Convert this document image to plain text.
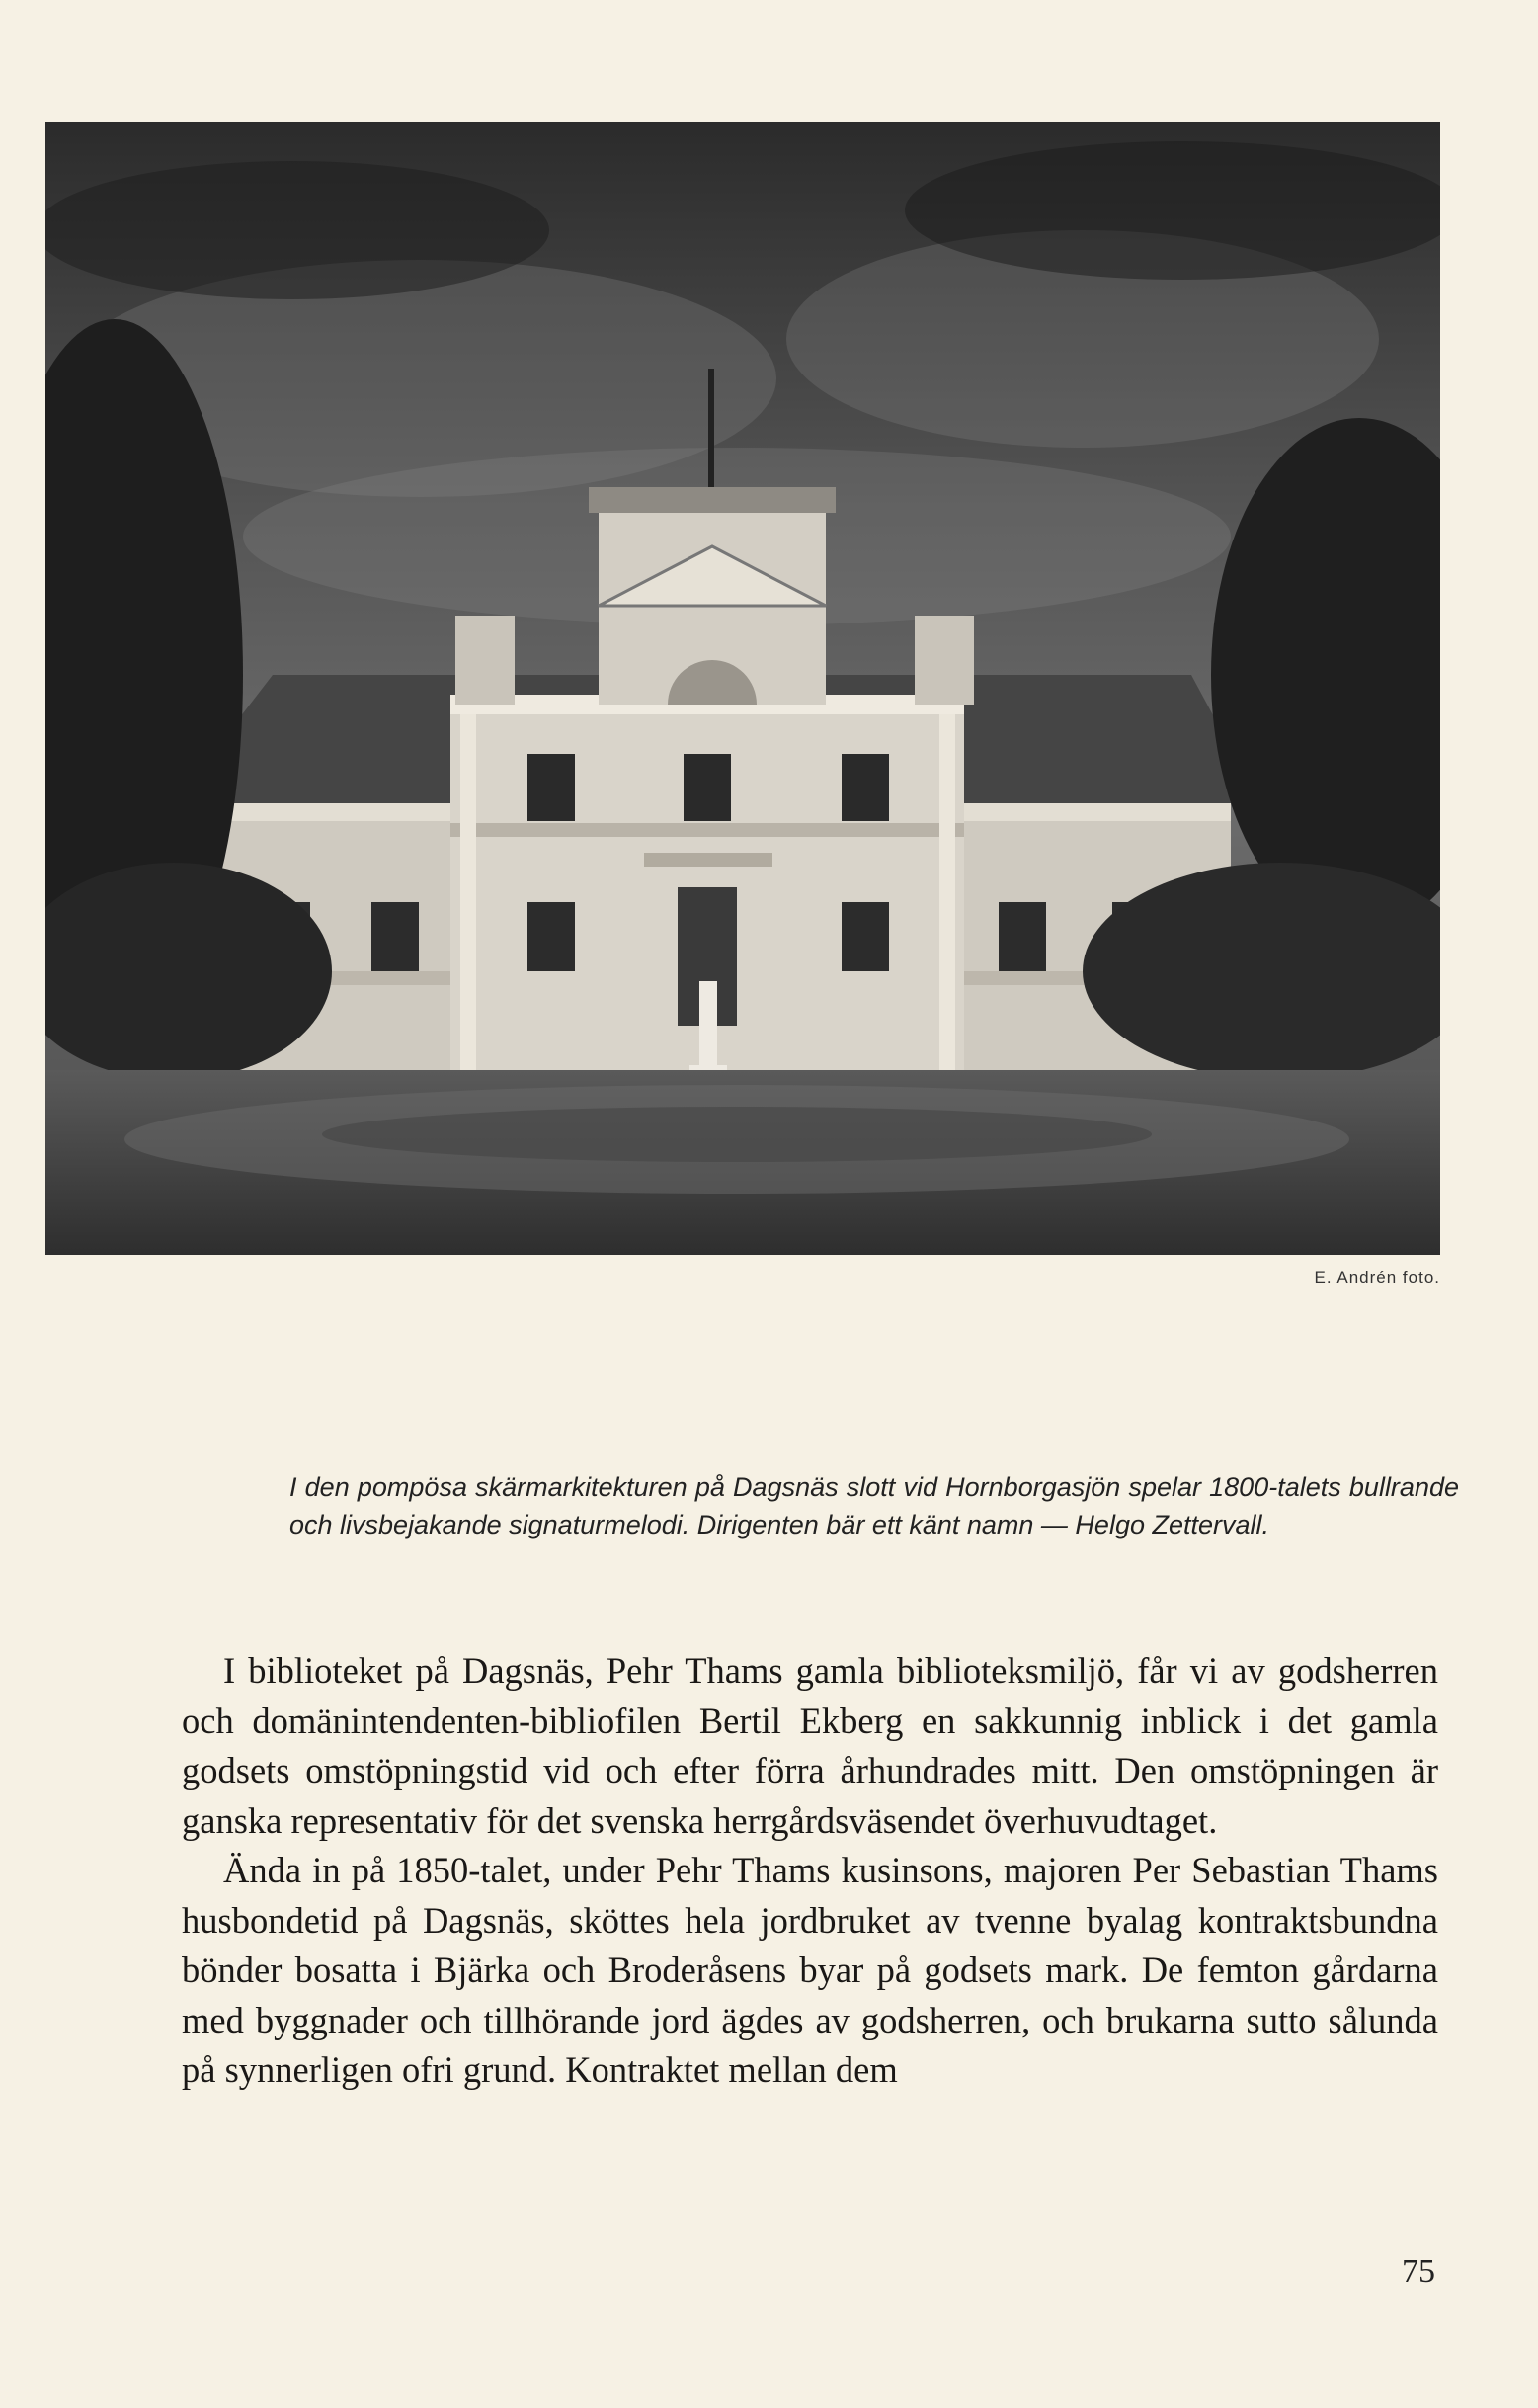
E. Andrén foto.

I den pompösa skärmarkitekturen på Dagsnäs slott vid Hornborgasjön spelar 1800-talets bullrande och livsbejakande signaturmelodi. Dirigenten bär ett känt namn — Helgo Zettervall.

I biblioteket på Dagsnäs, Pehr Thams gamla biblioteksmiljö, får vi av godsherren och domänintendenten-bibliofilen Bertil Ekberg en sakkunnig inblick i det gamla godsets omstöpningstid vid och efter förra århundrades mitt. Den omstöpningen är ganska representativ för det svenska herrgårdsväsendet överhuvudtaget.

Ända in på 1850-talet, under Pehr Thams kusinsons, majoren Per Sebastian Thams husbondetid på Dagsnäs, sköttes hela jordbruket av tvenne byalag kontraktsbundna bönder bosatta i Bjärka och Broderåsens byar på godsets mark. De femton gårdarna med byggnader och tillhörande jord ägdes av godsherren, och brukarna sutto sålunda på synnerligen ofri grund. Kontraktet mellan dem

75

------

Collect every line with the string "godsets" from the records, and copy each.

### RESPONSE TO THIS TASK
I biblioteket på Dagsnäs, Pehr Thams gamla biblioteksmiljö, får vi av godsherren och domänintendenten-bibliofilen Bertil Ekberg en sakkunnig inblick i det gamla godsets omstöpningstid vid och efter förra århundrades mitt. Den omstöpningen är ganska representativ för det svenska herrgårdsväsendet överhuvudtaget.
Ända in på 1850-talet, under Pehr Thams kusinsons, majoren Per Sebastian Thams husbondetid på Dagsnäs, sköttes hela jordbruket av tvenne byalag kontraktsbundna bönder bosatta i Bjärka och Broderåsens byar på godsets mark. De femton gårdarna med byggnader och tillhörande jord ägdes av godsherren, och brukarna sutto sålunda på synnerligen ofri grund. Kontraktet mellan dem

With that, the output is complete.